▶ _Goal_:
Every record must appear in your copy exactly as written, with no pictures.

▶ _Given data_:

━━━━━━━━━━━━━━━━━━━━

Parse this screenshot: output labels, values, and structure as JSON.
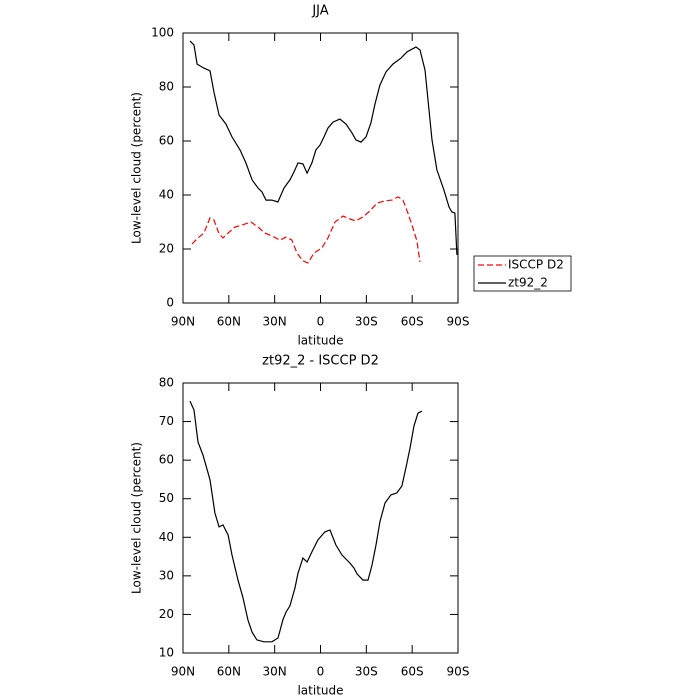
{
  "chart_data": [
    {
      "type": "line",
      "title": "JJA",
      "xlabel": "latitude",
      "ylabel": "Low-level cloud (percent)",
      "xlim": [
        90,
        -90
      ],
      "xticks": [
        {
          "value": 90,
          "label": "90N"
        },
        {
          "value": 60,
          "label": "60N"
        },
        {
          "value": 30,
          "label": "30N"
        },
        0,
        {
          "value": -30,
          "label": "30S"
        },
        {
          "value": -60,
          "label": "60S"
        },
        {
          "value": -90,
          "label": "90S"
        }
      ],
      "ylim": [
        0,
        100
      ],
      "yticks": [
        0,
        20,
        40,
        60,
        80,
        100
      ],
      "legend": "right",
      "series": [
        {
          "name": "ISCCP D2",
          "color": "#ff0000",
          "dashed": true,
          "x": [
            84.1,
            80.2,
            76.3,
            72.3,
            69.7,
            66.4,
            63.8,
            60.5,
            56.0,
            51.4,
            45.5,
            40.9,
            36.3,
            31.8,
            26.5,
            22.6,
            18.7,
            15.4,
            11.5,
            8.2,
            4.3,
            -0.9,
            -4.9,
            -9.5,
            -14.7,
            -19.3,
            -23.2,
            -27.8,
            -32.4,
            -37.0,
            -42.2,
            -46.8,
            -50.7,
            -54.0,
            -57.2,
            -60.5,
            -63.1,
            -65.1
          ],
          "values": [
            21.9,
            24.1,
            25.9,
            31.5,
            30.7,
            25.6,
            24.1,
            25.9,
            28.1,
            28.9,
            30.0,
            28.1,
            25.9,
            24.8,
            23.3,
            24.4,
            23.3,
            18.5,
            15.6,
            14.8,
            18.5,
            20.4,
            24.1,
            30.0,
            32.2,
            31.1,
            30.4,
            31.9,
            34.1,
            37.0,
            37.8,
            38.1,
            39.3,
            38.1,
            33.3,
            27.8,
            23.0,
            15.2
          ]
        },
        {
          "name": "zt92_2",
          "color": "#000000",
          "dashed": false,
          "x": [
            85.4,
            82.8,
            80.8,
            76.3,
            72.3,
            69.7,
            66.4,
            61.9,
            57.9,
            52.7,
            48.8,
            44.8,
            40.9,
            38.3,
            35.7,
            31.8,
            27.9,
            23.9,
            20.0,
            17.4,
            14.7,
            11.5,
            8.8,
            5.6,
            3.0,
            0.3,
            -2.3,
            -4.9,
            -8.2,
            -12.7,
            -16.7,
            -20.6,
            -23.2,
            -26.5,
            -29.8,
            -33.0,
            -35.7,
            -38.9,
            -42.9,
            -47.4,
            -52.7,
            -56.6,
            -59.9,
            -62.5,
            -65.1,
            -68.4,
            -73.0,
            -76.2,
            -80.8,
            -84.1,
            -86.0,
            -88.0,
            -89.3
          ],
          "values": [
            97.0,
            95.6,
            88.5,
            87.0,
            86.0,
            78.0,
            69.6,
            66.3,
            61.5,
            56.7,
            51.9,
            45.6,
            42.6,
            41.1,
            38.1,
            38.1,
            37.4,
            42.6,
            45.6,
            48.5,
            51.9,
            51.5,
            48.1,
            51.9,
            56.7,
            58.5,
            61.5,
            64.8,
            67.0,
            68.1,
            66.3,
            63.0,
            60.4,
            59.6,
            61.5,
            66.7,
            73.7,
            80.7,
            85.6,
            88.5,
            90.7,
            93.0,
            94.0,
            94.8,
            93.7,
            86.3,
            60.4,
            49.3,
            41.9,
            35.6,
            33.7,
            33.3,
            17.8
          ]
        }
      ]
    },
    {
      "type": "line",
      "title": "zt92_2 - ISCCP D2",
      "xlabel": "latitude",
      "ylabel": "Low-level cloud (percent)",
      "xlim": [
        90,
        -90
      ],
      "xticks": [
        {
          "value": 90,
          "label": "90N"
        },
        {
          "value": 60,
          "label": "60N"
        },
        {
          "value": 30,
          "label": "30N"
        },
        0,
        {
          "value": -30,
          "label": "30S"
        },
        {
          "value": -60,
          "label": "60S"
        },
        {
          "value": -90,
          "label": "90S"
        }
      ],
      "ylim": [
        10,
        80
      ],
      "yticks": [
        10,
        20,
        30,
        40,
        50,
        60,
        70,
        80
      ],
      "color": "#000000",
      "x": [
        85.4,
        82.8,
        80.2,
        76.9,
        72.3,
        69.1,
        66.4,
        63.8,
        60.5,
        57.9,
        54.0,
        50.7,
        47.5,
        44.8,
        41.6,
        37.0,
        31.8,
        27.8,
        24.6,
        22.6,
        20.0,
        16.7,
        14.7,
        11.5,
        8.8,
        5.6,
        1.7,
        -2.9,
        -6.2,
        -10.1,
        -14.1,
        -19.3,
        -21.9,
        -23.9,
        -27.8,
        -31.1,
        -33.7,
        -36.3,
        -38.9,
        -42.2,
        -46.1,
        -50.0,
        -53.3,
        -55.9,
        -58.6,
        -61.2,
        -63.8,
        -66.4
      ],
      "values": [
        75.3,
        73.0,
        64.7,
        61.3,
        54.9,
        46.3,
        42.7,
        43.2,
        40.6,
        35.4,
        28.9,
        24.3,
        18.6,
        15.4,
        13.4,
        12.9,
        12.9,
        13.9,
        18.6,
        20.6,
        22.2,
        26.9,
        30.7,
        34.6,
        33.6,
        36.2,
        39.3,
        41.4,
        41.9,
        38.0,
        35.4,
        33.3,
        32.0,
        30.5,
        28.9,
        28.9,
        32.8,
        38.0,
        44.0,
        48.9,
        51.0,
        51.5,
        53.3,
        58.0,
        63.1,
        68.9,
        72.2,
        72.7
      ]
    }
  ]
}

━━━━━━━━━━━━━━━━━━━━

▶ _Response for this exercise_:
Parse this screenshot: output labels, values, and structure as JSON.
{
  "chart_data": [
    {
      "type": "line",
      "title": "JJA",
      "xlabel": "latitude",
      "ylabel": "Low-level cloud (percent)",
      "xlim": [
        90,
        -90
      ],
      "xticks": [
        {
          "value": 90,
          "label": "90N"
        },
        {
          "value": 60,
          "label": "60N"
        },
        {
          "value": 30,
          "label": "30N"
        },
        0,
        {
          "value": -30,
          "label": "30S"
        },
        {
          "value": -60,
          "label": "60S"
        },
        {
          "value": -90,
          "label": "90S"
        }
      ],
      "ylim": [
        0,
        100
      ],
      "yticks": [
        0,
        20,
        40,
        60,
        80,
        100
      ],
      "legend": "right",
      "series": [
        {
          "name": "ISCCP D2",
          "color": "#ff0000",
          "dashed": true,
          "x": [
            84.1,
            80.2,
            76.3,
            72.3,
            69.7,
            66.4,
            63.8,
            60.5,
            56.0,
            51.4,
            45.5,
            40.9,
            36.3,
            31.8,
            26.5,
            22.6,
            18.7,
            15.4,
            11.5,
            8.2,
            4.3,
            -0.9,
            -4.9,
            -9.5,
            -14.7,
            -19.3,
            -23.2,
            -27.8,
            -32.4,
            -37.0,
            -42.2,
            -46.8,
            -50.7,
            -54.0,
            -57.2,
            -60.5,
            -63.1,
            -65.1
          ],
          "values": [
            21.9,
            24.1,
            25.9,
            31.5,
            30.7,
            25.6,
            24.1,
            25.9,
            28.1,
            28.9,
            30.0,
            28.1,
            25.9,
            24.8,
            23.3,
            24.4,
            23.3,
            18.5,
            15.6,
            14.8,
            18.5,
            20.4,
            24.1,
            30.0,
            32.2,
            31.1,
            30.4,
            31.9,
            34.1,
            37.0,
            37.8,
            38.1,
            39.3,
            38.1,
            33.3,
            27.8,
            23.0,
            15.2
          ]
        },
        {
          "name": "zt92_2",
          "color": "#000000",
          "dashed": false,
          "x": [
            85.4,
            82.8,
            80.8,
            76.3,
            72.3,
            69.7,
            66.4,
            61.9,
            57.9,
            52.7,
            48.8,
            44.8,
            40.9,
            38.3,
            35.7,
            31.8,
            27.9,
            23.9,
            20.0,
            17.4,
            14.7,
            11.5,
            8.8,
            5.6,
            3.0,
            0.3,
            -2.3,
            -4.9,
            -8.2,
            -12.7,
            -16.7,
            -20.6,
            -23.2,
            -26.5,
            -29.8,
            -33.0,
            -35.7,
            -38.9,
            -42.9,
            -47.4,
            -52.7,
            -56.6,
            -59.9,
            -62.5,
            -65.1,
            -68.4,
            -73.0,
            -76.2,
            -80.8,
            -84.1,
            -86.0,
            -88.0,
            -89.3
          ],
          "values": [
            97.0,
            95.6,
            88.5,
            87.0,
            86.0,
            78.0,
            69.6,
            66.3,
            61.5,
            56.7,
            51.9,
            45.6,
            42.6,
            41.1,
            38.1,
            38.1,
            37.4,
            42.6,
            45.6,
            48.5,
            51.9,
            51.5,
            48.1,
            51.9,
            56.7,
            58.5,
            61.5,
            64.8,
            67.0,
            68.1,
            66.3,
            63.0,
            60.4,
            59.6,
            61.5,
            66.7,
            73.7,
            80.7,
            85.6,
            88.5,
            90.7,
            93.0,
            94.0,
            94.8,
            93.7,
            86.3,
            60.4,
            49.3,
            41.9,
            35.6,
            33.7,
            33.3,
            17.8
          ]
        }
      ]
    },
    {
      "type": "line",
      "title": "zt92_2 - ISCCP D2",
      "xlabel": "latitude",
      "ylabel": "Low-level cloud (percent)",
      "xlim": [
        90,
        -90
      ],
      "xticks": [
        {
          "value": 90,
          "label": "90N"
        },
        {
          "value": 60,
          "label": "60N"
        },
        {
          "value": 30,
          "label": "30N"
        },
        0,
        {
          "value": -30,
          "label": "30S"
        },
        {
          "value": -60,
          "label": "60S"
        },
        {
          "value": -90,
          "label": "90S"
        }
      ],
      "ylim": [
        10,
        80
      ],
      "yticks": [
        10,
        20,
        30,
        40,
        50,
        60,
        70,
        80
      ],
      "color": "#000000",
      "x": [
        85.4,
        82.8,
        80.2,
        76.9,
        72.3,
        69.1,
        66.4,
        63.8,
        60.5,
        57.9,
        54.0,
        50.7,
        47.5,
        44.8,
        41.6,
        37.0,
        31.8,
        27.8,
        24.6,
        22.6,
        20.0,
        16.7,
        14.7,
        11.5,
        8.8,
        5.6,
        1.7,
        -2.9,
        -6.2,
        -10.1,
        -14.1,
        -19.3,
        -21.9,
        -23.9,
        -27.8,
        -31.1,
        -33.7,
        -36.3,
        -38.9,
        -42.2,
        -46.1,
        -50.0,
        -53.3,
        -55.9,
        -58.6,
        -61.2,
        -63.8,
        -66.4
      ],
      "values": [
        75.3,
        73.0,
        64.7,
        61.3,
        54.9,
        46.3,
        42.7,
        43.2,
        40.6,
        35.4,
        28.9,
        24.3,
        18.6,
        15.4,
        13.4,
        12.9,
        12.9,
        13.9,
        18.6,
        20.6,
        22.2,
        26.9,
        30.7,
        34.6,
        33.6,
        36.2,
        39.3,
        41.4,
        41.9,
        38.0,
        35.4,
        33.3,
        32.0,
        30.5,
        28.9,
        28.9,
        32.8,
        38.0,
        44.0,
        48.9,
        51.0,
        51.5,
        53.3,
        58.0,
        63.1,
        68.9,
        72.2,
        72.7
      ]
    }
  ]
}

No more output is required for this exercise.